• **STATED GOAL**
Type out the records that follow, exactly as given.

• **DATA LISTING**

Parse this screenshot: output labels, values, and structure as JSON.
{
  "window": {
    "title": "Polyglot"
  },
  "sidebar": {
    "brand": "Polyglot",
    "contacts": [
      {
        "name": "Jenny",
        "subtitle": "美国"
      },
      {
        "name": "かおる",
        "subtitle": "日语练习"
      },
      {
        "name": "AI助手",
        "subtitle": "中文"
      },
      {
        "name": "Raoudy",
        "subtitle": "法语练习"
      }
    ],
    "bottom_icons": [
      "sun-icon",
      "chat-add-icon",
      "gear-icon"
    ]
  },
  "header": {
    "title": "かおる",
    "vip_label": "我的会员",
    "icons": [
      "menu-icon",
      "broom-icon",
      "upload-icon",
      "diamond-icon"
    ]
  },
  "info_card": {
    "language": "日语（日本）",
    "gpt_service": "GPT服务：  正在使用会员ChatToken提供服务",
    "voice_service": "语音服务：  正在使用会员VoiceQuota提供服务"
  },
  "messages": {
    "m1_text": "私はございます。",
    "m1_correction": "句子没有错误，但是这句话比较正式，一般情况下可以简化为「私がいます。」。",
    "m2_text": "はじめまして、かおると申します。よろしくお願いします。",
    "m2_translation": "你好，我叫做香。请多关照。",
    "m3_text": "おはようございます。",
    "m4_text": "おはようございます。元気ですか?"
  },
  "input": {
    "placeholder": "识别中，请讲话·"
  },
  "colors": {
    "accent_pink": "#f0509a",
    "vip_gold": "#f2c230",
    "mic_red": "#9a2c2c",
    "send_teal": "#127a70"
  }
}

• **RESULT OF THIS TASK**
Parse this screenshot: output labels, values, and structure as JSON.
{
  "window": {
    "title": "Polyglot"
  },
  "sidebar": {
    "brand": "Polyglot",
    "contacts": [
      {
        "name": "Jenny",
        "subtitle": "美国"
      },
      {
        "name": "かおる",
        "subtitle": "日语练习"
      },
      {
        "name": "AI助手",
        "subtitle": "中文"
      },
      {
        "name": "Raoudy",
        "subtitle": "法语练习"
      }
    ],
    "bottom_icons": [
      "sun-icon",
      "chat-add-icon",
      "gear-icon"
    ]
  },
  "header": {
    "title": "かおる",
    "vip_label": "我的会员",
    "icons": [
      "menu-icon",
      "broom-icon",
      "upload-icon",
      "diamond-icon"
    ]
  },
  "info_card": {
    "language": "日语（日本）",
    "gpt_service": "GPT服务：  正在使用会员ChatToken提供服务",
    "voice_service": "语音服务：  正在使用会员VoiceQuota提供服务"
  },
  "messages": {
    "m1_text": "私はございます。",
    "m1_correction": "句子没有错误，但是这句话比较正式，一般情况下可以简化为「私がいます。」。",
    "m2_text": "はじめまして、かおると申します。よろしくお願いします。",
    "m2_translation": "你好，我叫做香。请多关照。",
    "m3_text": "おはようございます。",
    "m4_text": "おはようございます。元気ですか?"
  },
  "input": {
    "placeholder": "识别中，请讲话·"
  },
  "colors": {
    "accent_pink": "#f0509a",
    "vip_gold": "#f2c230",
    "mic_red": "#9a2c2c",
    "send_teal": "#127a70"
  }
}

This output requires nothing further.